• Document extract:
IBM Cloud Docs
IAM and Activity Tracker or IBM Cloud Logs actions by API method for Container Registry

IAM and Activity Tracker or IBM Cloud Logs actions by API method for Container Registry

When you use IBM Cloud® Container Registry through the command line or console, the service calls application programming interface (API) methods to complete your requests.

As of 28 March 2024, the IBM Cloud Activity Tracker service is deprecated and will no longer be supported as of 30 March 2025. Customers will need to migrate to IBM Cloud Logs before 30 March 2025. During the migration period, customers can use IBM Cloud Activity Tracker along with IBM Cloud Logs. Activity tracking events are the same for both services. For more information about migrating from IBM Cloud Activity Tracker to IBM Cloud Logs and running the services in parallel, see migration planning.

You might need certain permissions to call these API methods, and you can track the requests that you make with an IBM Cloud Activity Tracker or IBM Cloud Logs instance.

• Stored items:

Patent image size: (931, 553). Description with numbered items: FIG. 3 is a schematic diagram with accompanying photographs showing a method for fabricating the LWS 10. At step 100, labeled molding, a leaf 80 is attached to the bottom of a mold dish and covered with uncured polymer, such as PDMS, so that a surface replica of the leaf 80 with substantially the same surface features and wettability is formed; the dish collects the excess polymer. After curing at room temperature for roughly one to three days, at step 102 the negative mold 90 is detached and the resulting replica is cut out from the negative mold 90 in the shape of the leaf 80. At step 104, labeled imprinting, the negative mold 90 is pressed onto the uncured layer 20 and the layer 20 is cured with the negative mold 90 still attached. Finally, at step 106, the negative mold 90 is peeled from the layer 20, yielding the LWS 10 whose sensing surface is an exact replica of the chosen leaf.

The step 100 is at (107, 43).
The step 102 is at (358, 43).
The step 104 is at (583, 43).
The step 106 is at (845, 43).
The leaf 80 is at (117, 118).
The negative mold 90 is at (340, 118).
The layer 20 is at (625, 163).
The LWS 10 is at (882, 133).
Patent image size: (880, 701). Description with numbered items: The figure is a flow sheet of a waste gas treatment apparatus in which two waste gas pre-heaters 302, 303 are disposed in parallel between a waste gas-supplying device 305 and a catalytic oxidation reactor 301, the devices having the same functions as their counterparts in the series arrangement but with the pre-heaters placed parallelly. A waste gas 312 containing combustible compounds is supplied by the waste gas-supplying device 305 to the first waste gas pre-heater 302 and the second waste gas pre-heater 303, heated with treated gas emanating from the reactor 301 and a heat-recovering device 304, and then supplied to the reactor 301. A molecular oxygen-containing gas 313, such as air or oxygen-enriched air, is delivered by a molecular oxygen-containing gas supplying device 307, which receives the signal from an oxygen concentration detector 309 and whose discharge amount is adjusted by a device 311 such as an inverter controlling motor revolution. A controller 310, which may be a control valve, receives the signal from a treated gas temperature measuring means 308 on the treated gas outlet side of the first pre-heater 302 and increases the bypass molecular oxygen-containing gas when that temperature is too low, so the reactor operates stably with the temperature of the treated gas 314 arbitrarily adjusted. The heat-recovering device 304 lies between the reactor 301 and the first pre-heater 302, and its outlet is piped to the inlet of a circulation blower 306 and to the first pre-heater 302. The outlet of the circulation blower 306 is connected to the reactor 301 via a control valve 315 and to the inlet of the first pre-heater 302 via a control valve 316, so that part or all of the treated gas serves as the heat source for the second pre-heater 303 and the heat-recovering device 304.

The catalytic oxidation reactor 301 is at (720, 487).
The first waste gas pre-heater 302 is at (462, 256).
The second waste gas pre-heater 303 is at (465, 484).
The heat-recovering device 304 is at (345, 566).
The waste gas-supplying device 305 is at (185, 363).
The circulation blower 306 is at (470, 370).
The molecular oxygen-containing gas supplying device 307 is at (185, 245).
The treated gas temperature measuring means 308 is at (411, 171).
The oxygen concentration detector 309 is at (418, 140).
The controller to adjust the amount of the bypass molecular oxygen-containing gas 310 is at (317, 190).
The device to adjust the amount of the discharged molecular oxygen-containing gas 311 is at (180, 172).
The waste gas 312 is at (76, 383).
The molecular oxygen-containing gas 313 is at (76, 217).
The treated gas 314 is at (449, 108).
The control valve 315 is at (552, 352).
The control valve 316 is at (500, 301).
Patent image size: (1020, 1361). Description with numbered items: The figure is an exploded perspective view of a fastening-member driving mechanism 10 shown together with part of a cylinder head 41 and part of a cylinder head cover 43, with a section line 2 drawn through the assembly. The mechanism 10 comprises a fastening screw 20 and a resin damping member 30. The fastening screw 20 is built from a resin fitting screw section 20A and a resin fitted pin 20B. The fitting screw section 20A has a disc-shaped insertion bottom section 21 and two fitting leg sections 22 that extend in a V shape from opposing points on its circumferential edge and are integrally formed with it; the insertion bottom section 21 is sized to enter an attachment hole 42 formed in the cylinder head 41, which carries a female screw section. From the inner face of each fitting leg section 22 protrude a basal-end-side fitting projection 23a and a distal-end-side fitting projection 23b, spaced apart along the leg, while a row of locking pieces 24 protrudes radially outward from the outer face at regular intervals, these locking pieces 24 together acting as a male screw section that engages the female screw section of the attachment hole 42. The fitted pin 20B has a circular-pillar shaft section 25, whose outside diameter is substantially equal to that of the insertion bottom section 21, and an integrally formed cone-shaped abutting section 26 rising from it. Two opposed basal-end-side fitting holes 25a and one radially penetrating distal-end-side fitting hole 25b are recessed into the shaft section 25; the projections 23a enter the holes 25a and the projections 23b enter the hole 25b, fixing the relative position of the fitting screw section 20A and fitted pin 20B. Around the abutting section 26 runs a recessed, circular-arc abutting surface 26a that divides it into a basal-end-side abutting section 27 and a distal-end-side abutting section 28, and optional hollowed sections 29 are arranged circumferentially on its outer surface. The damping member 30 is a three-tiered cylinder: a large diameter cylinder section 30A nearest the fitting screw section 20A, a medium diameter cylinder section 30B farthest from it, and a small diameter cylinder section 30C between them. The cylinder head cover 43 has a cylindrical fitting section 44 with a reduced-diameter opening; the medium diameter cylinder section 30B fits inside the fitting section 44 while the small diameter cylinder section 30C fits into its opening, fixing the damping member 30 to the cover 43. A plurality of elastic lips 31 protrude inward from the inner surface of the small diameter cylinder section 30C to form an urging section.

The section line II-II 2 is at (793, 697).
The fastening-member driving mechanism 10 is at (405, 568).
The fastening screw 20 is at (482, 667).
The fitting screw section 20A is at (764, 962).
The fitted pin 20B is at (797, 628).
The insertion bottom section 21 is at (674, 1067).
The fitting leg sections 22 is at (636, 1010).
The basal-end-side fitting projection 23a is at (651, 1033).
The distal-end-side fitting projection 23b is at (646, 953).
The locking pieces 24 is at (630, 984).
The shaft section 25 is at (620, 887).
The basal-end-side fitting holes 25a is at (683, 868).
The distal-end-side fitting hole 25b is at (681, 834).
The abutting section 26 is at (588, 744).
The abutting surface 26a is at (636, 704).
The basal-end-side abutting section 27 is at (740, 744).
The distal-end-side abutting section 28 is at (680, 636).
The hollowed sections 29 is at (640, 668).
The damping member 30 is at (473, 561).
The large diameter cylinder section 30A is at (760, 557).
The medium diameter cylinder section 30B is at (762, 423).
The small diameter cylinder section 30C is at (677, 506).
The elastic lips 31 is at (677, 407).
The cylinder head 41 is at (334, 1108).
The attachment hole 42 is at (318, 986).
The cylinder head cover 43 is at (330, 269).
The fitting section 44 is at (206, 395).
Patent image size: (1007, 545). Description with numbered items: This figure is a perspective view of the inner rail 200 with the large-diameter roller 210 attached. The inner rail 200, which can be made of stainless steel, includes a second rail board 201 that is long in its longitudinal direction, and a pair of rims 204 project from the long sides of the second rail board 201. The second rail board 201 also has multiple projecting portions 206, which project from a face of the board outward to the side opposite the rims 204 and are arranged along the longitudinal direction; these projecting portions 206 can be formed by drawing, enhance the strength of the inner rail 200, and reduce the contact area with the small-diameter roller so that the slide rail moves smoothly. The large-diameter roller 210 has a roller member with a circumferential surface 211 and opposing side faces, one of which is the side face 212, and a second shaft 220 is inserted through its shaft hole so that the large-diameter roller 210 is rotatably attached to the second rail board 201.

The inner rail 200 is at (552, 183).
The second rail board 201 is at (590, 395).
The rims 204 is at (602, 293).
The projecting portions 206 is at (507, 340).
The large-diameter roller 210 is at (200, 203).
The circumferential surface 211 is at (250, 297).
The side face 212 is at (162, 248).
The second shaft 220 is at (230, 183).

• Activity:
Write out the Container Registry page again, starting at "When you use" and ending at "complete your requests.", and swap "command line" for "terminal".

• Written response:
When you use IBM Cloud® Container Registry through the terminal or console, the service calls application programming interface (API) methods to complete your requests.